— start STORED RECORDS —
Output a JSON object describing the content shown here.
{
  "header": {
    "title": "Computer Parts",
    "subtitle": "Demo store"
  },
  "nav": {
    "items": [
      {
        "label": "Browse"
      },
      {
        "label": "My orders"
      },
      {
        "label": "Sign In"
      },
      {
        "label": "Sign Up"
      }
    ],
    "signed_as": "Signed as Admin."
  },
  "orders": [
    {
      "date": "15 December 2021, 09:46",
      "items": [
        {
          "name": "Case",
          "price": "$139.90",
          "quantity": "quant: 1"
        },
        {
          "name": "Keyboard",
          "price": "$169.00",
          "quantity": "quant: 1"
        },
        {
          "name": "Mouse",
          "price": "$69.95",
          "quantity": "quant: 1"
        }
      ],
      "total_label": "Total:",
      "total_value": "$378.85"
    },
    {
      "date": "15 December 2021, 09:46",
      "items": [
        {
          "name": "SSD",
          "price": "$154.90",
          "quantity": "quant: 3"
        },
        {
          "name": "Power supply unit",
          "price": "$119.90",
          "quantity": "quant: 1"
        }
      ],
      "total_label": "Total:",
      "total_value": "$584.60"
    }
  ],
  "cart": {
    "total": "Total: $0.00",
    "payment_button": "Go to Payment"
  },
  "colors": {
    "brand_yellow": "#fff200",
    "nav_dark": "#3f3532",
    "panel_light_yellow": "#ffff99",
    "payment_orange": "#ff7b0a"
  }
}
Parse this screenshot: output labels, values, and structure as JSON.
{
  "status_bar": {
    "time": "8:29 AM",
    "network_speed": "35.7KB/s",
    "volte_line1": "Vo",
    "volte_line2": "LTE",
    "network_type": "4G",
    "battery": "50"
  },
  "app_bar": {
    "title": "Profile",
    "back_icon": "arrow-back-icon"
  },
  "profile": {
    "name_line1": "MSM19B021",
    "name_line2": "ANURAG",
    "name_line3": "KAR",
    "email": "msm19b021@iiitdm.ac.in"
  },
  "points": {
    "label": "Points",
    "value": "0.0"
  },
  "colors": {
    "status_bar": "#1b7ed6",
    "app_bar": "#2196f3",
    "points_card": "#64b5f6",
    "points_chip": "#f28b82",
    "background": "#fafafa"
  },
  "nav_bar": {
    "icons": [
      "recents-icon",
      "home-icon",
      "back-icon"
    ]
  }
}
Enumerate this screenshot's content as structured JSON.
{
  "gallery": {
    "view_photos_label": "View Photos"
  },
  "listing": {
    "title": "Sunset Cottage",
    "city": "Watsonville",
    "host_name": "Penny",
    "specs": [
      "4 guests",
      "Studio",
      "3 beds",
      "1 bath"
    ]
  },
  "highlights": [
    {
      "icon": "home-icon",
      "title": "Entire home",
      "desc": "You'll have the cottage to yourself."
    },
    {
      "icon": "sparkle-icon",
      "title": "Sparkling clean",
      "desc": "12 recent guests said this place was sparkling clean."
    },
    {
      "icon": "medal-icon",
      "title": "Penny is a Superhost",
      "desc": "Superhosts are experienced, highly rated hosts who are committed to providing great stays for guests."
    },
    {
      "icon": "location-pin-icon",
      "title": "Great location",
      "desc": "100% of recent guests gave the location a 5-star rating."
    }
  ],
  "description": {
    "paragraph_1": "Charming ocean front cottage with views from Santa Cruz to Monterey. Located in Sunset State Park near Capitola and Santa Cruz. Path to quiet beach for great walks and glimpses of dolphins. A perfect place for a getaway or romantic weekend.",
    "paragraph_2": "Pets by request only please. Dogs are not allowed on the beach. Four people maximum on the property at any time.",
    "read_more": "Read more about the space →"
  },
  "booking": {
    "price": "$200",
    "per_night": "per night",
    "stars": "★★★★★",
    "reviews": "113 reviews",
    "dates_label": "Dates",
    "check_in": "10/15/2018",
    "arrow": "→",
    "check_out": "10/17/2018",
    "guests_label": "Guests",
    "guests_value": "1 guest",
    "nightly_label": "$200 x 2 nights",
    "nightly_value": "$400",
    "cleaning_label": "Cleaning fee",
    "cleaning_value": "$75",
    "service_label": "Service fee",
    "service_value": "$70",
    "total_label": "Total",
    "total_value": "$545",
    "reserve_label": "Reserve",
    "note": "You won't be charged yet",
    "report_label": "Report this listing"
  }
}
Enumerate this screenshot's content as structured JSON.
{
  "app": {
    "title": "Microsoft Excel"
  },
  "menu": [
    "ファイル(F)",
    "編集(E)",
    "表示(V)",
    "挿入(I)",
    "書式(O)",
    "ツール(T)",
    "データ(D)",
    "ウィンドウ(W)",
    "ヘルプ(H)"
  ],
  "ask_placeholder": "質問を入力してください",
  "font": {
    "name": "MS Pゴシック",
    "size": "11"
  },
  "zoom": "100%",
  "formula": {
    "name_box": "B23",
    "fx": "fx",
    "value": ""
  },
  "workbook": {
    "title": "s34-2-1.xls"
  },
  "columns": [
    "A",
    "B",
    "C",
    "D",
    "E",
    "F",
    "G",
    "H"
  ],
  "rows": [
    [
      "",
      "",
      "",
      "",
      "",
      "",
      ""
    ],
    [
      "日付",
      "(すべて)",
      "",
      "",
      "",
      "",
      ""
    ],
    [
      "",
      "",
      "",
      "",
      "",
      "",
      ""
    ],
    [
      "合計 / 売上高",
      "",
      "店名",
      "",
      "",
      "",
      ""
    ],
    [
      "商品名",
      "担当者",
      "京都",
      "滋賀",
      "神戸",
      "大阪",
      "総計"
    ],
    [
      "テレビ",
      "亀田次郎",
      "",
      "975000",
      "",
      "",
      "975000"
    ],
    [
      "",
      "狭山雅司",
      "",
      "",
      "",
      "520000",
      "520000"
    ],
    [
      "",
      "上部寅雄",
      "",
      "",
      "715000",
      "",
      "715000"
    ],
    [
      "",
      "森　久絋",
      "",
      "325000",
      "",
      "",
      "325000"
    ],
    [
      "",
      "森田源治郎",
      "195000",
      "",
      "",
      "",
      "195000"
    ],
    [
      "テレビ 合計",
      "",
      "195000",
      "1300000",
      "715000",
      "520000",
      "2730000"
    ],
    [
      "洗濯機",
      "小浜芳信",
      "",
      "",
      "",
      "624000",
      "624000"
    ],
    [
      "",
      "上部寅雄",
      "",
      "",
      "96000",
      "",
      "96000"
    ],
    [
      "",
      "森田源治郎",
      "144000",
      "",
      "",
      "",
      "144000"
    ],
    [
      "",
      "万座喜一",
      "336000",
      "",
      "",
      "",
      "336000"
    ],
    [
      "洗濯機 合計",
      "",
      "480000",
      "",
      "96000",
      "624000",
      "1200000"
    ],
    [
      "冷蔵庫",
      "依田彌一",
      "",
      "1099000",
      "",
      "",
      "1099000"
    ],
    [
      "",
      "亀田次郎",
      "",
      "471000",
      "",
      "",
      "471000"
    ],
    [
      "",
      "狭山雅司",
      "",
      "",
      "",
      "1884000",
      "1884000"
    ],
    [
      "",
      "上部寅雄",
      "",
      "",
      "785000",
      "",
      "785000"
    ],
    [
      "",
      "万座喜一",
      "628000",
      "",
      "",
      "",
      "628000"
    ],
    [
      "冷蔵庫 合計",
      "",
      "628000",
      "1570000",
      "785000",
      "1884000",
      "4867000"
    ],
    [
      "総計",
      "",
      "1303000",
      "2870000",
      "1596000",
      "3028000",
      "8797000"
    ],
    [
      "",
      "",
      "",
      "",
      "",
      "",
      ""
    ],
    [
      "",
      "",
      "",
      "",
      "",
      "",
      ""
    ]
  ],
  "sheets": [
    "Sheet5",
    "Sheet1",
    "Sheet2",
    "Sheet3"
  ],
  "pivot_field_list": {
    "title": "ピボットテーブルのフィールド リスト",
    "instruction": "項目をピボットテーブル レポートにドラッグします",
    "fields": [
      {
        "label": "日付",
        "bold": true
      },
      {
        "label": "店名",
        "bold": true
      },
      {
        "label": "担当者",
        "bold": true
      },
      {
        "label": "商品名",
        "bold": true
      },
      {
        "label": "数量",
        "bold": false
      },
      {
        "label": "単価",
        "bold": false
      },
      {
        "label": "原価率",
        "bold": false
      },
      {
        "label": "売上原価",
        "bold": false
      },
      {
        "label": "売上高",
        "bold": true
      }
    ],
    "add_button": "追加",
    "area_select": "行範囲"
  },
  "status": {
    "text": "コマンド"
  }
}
— end STORED RECORDS —
**AIM:** Look through the material above. Copy each line where the word "Sunset" appears.

**REPLY TO THE EXERCISE:**
    "title": "Sunset Cottage",
    "paragraph_1": "Charming ocean front cottage with views from Santa Cruz to Monterey. Located in Sunset State Park near Capitola and Santa Cruz. Path to quiet beach for great walks and glimpses of dolphins. A perfect place for a getaway or romantic weekend.",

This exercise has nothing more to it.